GOAL
Within the listing below, locate all lines containing the word "content". Copy each one.

DATA FOR THIS EXERCISE
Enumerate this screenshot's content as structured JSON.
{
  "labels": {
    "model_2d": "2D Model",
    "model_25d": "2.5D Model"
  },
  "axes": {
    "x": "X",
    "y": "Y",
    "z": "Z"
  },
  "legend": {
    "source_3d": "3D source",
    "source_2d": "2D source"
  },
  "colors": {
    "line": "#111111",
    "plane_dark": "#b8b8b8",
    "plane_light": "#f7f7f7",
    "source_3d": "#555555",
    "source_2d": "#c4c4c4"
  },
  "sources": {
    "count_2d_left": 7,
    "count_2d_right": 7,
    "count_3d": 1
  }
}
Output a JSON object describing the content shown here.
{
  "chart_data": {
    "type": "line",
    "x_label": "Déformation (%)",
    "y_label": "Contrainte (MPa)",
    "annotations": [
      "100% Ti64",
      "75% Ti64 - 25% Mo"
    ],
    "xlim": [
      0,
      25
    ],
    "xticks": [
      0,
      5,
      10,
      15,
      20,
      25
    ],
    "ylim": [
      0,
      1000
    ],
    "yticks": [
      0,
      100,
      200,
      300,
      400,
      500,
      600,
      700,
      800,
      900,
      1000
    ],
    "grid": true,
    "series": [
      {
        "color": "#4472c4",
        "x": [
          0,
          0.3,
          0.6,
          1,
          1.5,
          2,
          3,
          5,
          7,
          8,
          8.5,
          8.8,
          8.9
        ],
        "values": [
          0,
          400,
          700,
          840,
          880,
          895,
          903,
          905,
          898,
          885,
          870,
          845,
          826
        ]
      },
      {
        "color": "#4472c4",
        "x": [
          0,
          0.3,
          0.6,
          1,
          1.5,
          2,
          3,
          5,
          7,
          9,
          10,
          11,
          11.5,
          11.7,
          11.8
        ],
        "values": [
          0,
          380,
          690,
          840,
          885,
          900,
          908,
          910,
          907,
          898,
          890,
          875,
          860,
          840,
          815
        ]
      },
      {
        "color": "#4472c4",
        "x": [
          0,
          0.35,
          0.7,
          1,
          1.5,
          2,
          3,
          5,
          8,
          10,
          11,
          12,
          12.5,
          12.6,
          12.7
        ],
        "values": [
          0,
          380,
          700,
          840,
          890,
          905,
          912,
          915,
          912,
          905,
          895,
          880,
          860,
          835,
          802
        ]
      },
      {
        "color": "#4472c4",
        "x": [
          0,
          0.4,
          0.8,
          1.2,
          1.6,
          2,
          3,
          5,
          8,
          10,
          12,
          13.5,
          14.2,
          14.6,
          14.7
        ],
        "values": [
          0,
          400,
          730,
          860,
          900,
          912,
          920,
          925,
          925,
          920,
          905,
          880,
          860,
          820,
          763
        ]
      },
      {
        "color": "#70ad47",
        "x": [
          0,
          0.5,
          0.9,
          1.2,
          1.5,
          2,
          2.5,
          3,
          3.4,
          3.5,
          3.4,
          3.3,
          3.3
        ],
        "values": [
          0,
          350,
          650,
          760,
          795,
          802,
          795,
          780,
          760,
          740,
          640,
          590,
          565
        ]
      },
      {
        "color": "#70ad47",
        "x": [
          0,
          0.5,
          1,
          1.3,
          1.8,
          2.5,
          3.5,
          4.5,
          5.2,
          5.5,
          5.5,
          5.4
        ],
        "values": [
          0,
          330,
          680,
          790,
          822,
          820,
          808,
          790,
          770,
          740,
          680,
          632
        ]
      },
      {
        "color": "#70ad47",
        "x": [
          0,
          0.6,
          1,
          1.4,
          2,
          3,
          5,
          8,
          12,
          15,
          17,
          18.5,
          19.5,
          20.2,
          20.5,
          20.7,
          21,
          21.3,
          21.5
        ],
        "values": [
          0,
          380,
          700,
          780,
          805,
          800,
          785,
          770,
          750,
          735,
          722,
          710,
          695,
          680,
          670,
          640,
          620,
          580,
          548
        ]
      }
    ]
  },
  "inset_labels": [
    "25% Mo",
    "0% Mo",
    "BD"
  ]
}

---

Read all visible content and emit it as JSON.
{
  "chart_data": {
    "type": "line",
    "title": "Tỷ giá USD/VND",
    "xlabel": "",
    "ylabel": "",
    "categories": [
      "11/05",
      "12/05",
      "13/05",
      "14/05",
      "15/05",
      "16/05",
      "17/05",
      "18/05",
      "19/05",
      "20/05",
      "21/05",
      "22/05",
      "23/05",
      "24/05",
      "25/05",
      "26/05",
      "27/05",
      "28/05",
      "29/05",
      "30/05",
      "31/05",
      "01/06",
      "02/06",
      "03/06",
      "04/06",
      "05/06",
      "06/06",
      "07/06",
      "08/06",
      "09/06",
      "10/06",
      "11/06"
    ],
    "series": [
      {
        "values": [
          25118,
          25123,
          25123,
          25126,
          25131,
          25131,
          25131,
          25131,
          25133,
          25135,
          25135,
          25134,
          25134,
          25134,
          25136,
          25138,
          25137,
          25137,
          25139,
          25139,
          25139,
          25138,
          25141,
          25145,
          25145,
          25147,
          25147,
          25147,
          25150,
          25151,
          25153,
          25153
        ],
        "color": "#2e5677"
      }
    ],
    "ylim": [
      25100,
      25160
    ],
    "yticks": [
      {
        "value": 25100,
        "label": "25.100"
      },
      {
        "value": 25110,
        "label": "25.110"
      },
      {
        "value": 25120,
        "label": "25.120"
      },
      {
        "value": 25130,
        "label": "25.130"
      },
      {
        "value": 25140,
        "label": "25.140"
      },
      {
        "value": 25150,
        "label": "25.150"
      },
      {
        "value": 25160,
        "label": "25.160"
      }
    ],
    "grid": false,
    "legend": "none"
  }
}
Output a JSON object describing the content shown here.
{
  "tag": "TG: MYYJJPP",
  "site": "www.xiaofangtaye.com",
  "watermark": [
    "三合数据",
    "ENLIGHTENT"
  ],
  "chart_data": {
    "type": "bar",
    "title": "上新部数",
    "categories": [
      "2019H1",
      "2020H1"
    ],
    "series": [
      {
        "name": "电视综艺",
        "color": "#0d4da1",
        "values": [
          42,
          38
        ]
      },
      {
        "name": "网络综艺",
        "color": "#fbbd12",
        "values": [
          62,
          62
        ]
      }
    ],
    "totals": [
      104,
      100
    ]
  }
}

TASK ANSWER
Enumerate this screenshot's content as structured JSON.
Output a JSON object describing the content shown here.
Read all visible content and emit it as JSON.
Output a JSON object describing the content shown here.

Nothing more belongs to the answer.